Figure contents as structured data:

·····

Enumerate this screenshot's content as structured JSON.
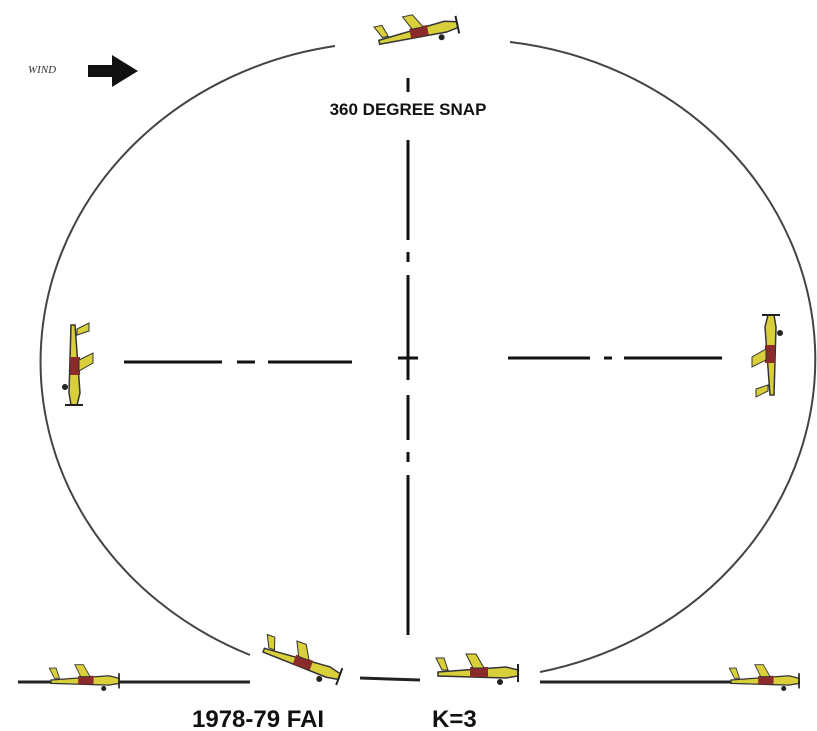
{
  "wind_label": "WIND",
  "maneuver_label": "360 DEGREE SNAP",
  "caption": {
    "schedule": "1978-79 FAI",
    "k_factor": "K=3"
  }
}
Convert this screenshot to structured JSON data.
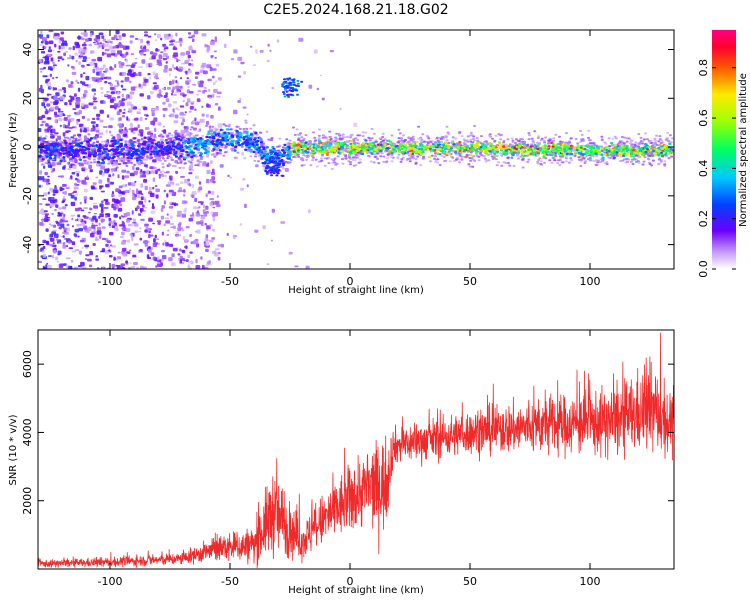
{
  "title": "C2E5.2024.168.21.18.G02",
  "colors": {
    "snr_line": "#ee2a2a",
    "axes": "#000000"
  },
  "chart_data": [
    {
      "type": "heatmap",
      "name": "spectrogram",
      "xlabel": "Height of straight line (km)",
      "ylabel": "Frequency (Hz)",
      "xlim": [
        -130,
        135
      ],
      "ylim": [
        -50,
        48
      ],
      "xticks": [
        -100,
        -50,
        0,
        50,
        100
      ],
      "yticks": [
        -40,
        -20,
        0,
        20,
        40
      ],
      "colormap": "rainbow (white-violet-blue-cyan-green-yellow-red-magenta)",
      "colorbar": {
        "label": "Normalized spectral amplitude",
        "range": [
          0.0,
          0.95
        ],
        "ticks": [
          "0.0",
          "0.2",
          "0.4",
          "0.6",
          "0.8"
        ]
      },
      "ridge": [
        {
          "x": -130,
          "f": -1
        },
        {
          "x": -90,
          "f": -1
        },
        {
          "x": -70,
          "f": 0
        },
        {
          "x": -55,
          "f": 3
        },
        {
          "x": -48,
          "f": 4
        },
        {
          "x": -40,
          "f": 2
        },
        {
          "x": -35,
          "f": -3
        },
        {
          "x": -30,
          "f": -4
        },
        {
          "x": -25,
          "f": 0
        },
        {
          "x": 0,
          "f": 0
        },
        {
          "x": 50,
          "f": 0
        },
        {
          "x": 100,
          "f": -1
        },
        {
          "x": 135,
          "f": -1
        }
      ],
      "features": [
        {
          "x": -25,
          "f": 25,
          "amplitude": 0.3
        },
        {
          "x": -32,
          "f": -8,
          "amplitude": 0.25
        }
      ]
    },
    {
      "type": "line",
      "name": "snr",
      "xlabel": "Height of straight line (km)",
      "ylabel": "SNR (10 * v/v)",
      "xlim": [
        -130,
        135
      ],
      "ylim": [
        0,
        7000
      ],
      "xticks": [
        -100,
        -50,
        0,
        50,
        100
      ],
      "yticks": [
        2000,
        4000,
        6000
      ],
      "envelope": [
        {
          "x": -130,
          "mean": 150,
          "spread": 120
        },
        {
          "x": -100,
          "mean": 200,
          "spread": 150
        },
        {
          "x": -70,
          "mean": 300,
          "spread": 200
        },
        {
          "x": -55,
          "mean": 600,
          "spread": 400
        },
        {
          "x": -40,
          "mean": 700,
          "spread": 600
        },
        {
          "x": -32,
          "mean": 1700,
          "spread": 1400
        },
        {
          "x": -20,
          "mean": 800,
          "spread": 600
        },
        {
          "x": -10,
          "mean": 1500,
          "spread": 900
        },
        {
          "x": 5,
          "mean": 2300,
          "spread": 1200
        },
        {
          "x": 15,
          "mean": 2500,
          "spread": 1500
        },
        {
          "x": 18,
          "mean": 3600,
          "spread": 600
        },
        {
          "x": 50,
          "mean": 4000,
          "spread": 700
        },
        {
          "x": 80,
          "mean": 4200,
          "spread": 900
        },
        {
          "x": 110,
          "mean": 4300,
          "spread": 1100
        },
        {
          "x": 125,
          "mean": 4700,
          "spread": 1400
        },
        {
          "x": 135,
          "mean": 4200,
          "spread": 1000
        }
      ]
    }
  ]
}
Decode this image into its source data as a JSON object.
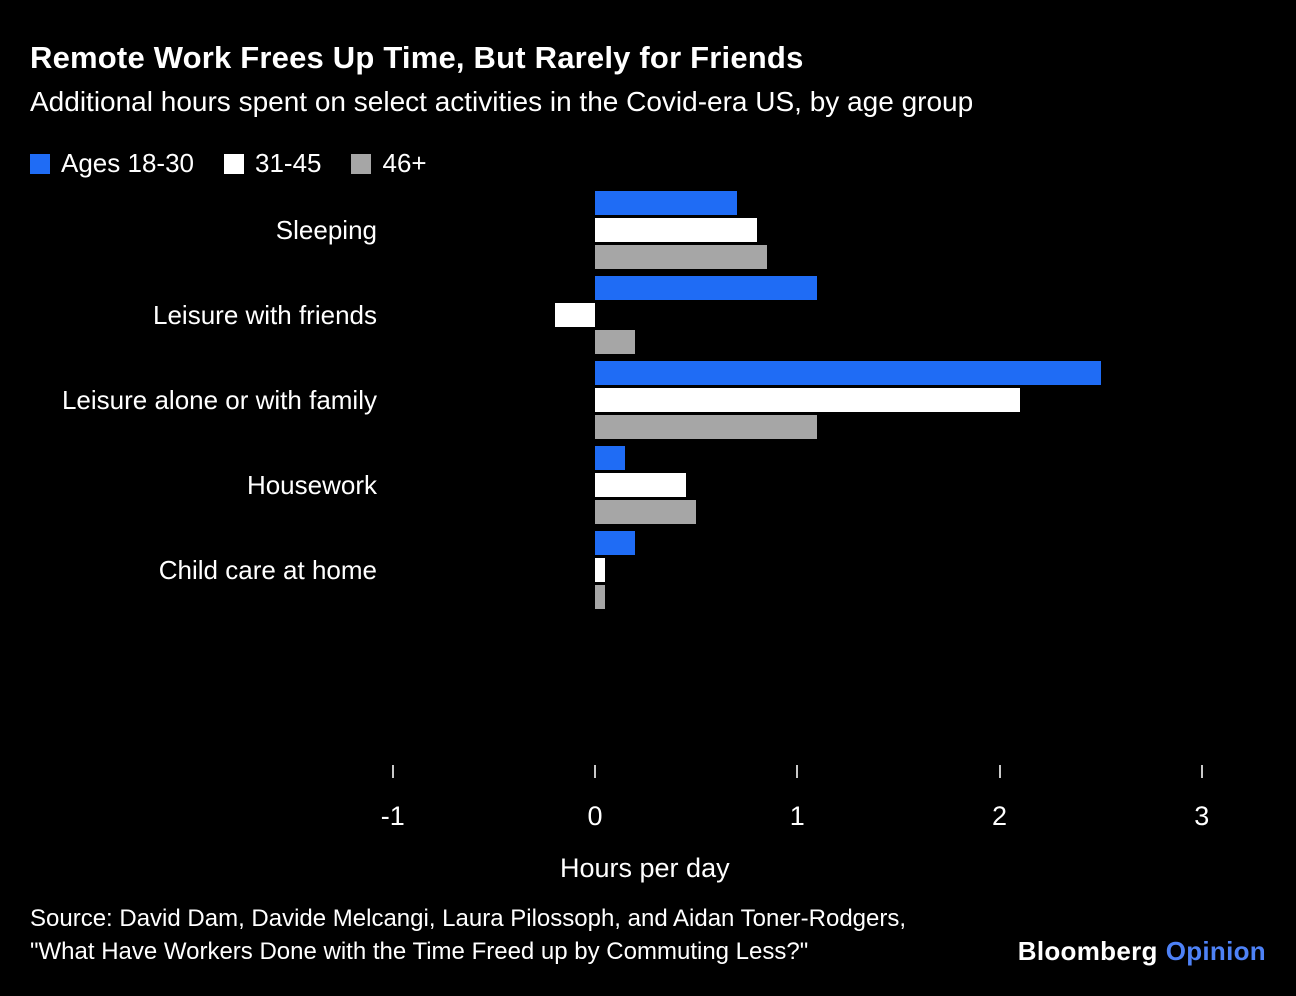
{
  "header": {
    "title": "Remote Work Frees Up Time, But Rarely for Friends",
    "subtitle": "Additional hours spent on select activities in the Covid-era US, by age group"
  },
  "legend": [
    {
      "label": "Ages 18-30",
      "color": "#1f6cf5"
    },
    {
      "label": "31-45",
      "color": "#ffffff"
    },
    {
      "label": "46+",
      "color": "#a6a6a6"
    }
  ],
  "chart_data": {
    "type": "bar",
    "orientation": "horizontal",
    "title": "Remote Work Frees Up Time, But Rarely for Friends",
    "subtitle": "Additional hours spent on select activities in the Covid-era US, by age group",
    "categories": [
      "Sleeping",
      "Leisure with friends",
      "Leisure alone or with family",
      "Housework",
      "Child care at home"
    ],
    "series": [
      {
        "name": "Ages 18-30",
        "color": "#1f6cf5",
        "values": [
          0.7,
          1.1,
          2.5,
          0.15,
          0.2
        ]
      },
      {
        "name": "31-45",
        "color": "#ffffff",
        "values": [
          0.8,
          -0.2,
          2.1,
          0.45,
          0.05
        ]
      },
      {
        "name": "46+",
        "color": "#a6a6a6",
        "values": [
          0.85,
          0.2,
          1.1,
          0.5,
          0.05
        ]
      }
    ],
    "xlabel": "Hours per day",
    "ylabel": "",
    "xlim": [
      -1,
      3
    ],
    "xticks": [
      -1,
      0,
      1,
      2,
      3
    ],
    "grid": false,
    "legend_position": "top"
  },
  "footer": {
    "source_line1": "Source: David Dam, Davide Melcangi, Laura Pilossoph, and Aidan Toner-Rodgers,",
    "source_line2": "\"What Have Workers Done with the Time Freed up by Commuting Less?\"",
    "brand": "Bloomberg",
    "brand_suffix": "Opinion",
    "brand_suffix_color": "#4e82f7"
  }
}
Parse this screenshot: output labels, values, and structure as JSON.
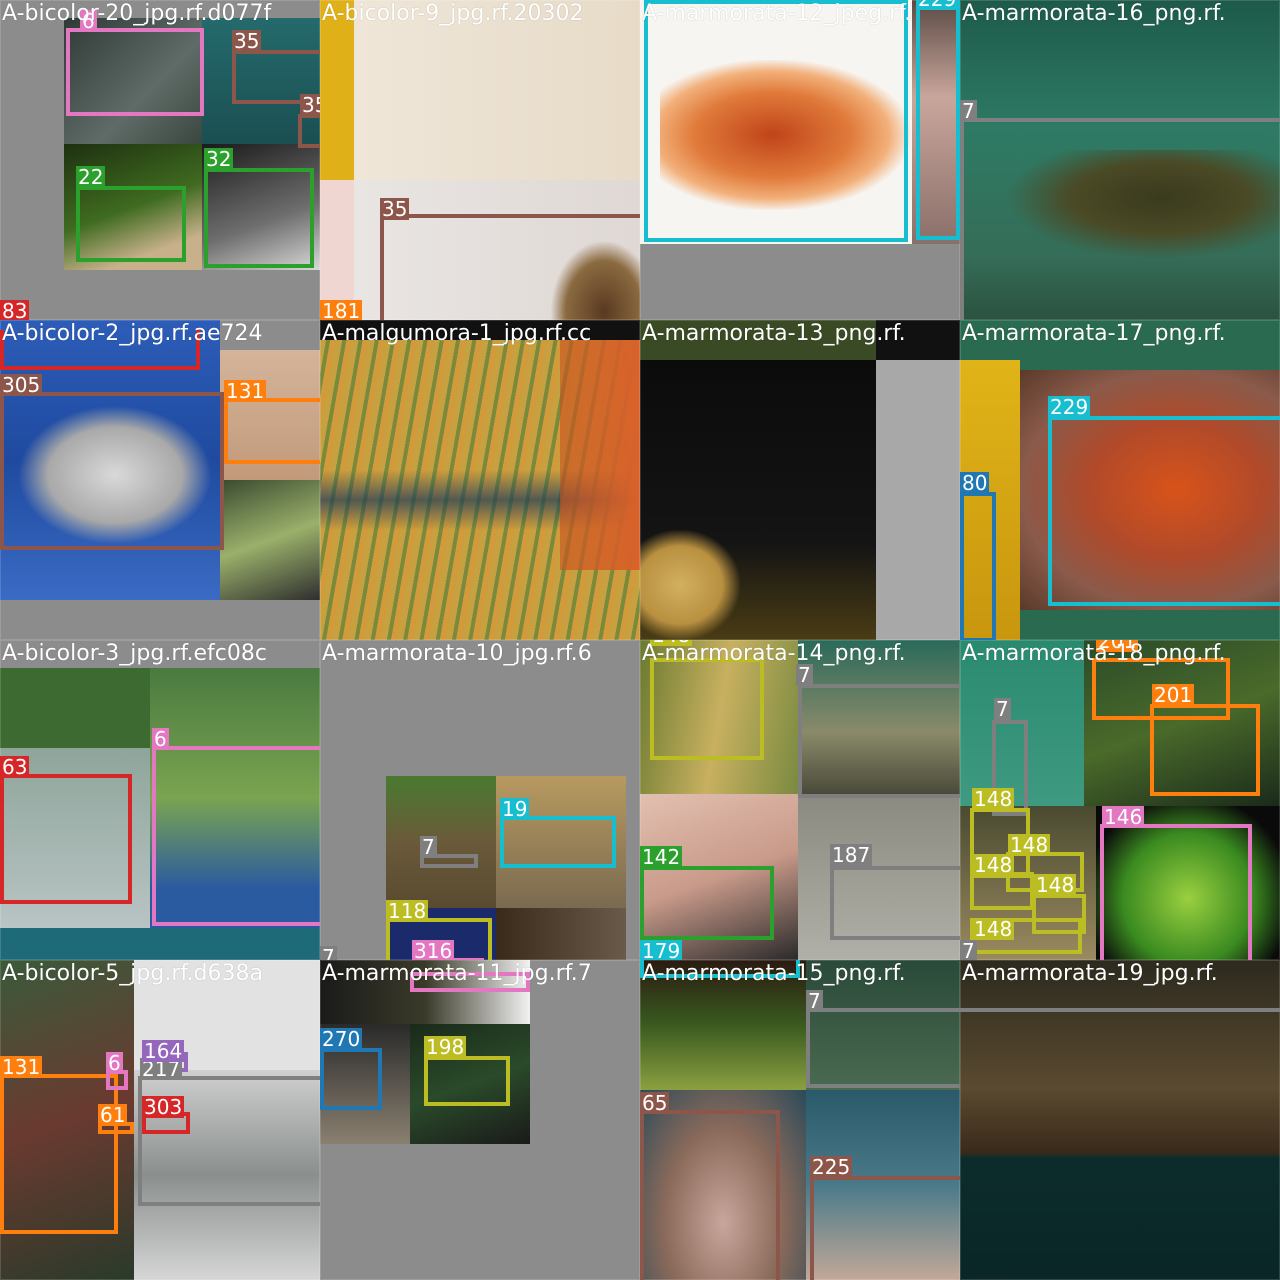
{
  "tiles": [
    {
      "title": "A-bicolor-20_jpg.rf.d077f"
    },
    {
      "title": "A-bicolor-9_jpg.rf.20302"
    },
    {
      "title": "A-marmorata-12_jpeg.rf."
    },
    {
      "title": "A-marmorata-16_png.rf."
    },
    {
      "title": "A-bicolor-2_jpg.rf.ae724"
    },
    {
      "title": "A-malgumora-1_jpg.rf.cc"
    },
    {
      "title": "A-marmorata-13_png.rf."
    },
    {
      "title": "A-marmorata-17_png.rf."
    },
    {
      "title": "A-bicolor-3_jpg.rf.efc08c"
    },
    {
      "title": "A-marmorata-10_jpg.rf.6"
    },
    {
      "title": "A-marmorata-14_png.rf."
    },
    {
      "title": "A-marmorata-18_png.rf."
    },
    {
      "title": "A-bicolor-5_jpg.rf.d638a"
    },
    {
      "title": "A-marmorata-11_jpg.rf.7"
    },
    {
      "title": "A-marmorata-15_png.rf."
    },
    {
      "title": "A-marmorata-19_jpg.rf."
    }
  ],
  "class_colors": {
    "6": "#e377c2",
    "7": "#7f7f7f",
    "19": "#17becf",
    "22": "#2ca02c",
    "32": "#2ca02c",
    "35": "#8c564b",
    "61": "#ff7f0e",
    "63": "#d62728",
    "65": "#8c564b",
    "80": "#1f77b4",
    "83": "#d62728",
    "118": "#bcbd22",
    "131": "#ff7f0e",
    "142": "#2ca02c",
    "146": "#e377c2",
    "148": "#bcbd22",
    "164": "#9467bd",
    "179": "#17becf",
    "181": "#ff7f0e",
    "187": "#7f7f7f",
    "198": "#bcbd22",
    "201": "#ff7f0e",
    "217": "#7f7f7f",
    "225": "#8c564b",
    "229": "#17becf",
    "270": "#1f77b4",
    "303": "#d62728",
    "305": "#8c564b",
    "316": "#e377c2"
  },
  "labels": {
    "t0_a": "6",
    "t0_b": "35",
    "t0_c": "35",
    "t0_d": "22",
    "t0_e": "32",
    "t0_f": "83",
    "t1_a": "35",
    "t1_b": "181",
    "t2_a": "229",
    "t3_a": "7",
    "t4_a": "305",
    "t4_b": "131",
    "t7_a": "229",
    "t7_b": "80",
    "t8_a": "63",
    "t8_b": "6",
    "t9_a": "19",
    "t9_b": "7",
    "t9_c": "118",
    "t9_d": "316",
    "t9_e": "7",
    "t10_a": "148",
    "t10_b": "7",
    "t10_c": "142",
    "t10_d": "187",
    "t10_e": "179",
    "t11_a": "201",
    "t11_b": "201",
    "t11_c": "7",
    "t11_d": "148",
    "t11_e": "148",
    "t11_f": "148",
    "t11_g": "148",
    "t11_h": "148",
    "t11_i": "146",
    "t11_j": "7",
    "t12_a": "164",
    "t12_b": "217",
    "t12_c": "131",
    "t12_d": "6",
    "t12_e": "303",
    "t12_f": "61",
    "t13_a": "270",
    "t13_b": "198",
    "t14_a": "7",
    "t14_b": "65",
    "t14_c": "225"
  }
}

·····

» YOUR INSTRUCTIONS
Above are the records. Identify each line that contains the word "screenshot".

» SOLUTION TO THE PROBLEM
Enumerate this screenshot's content as structured JSON.
Convert this screenshot to structured JSON data.
Parse this screenshot: output labels, values, and structure as JSON.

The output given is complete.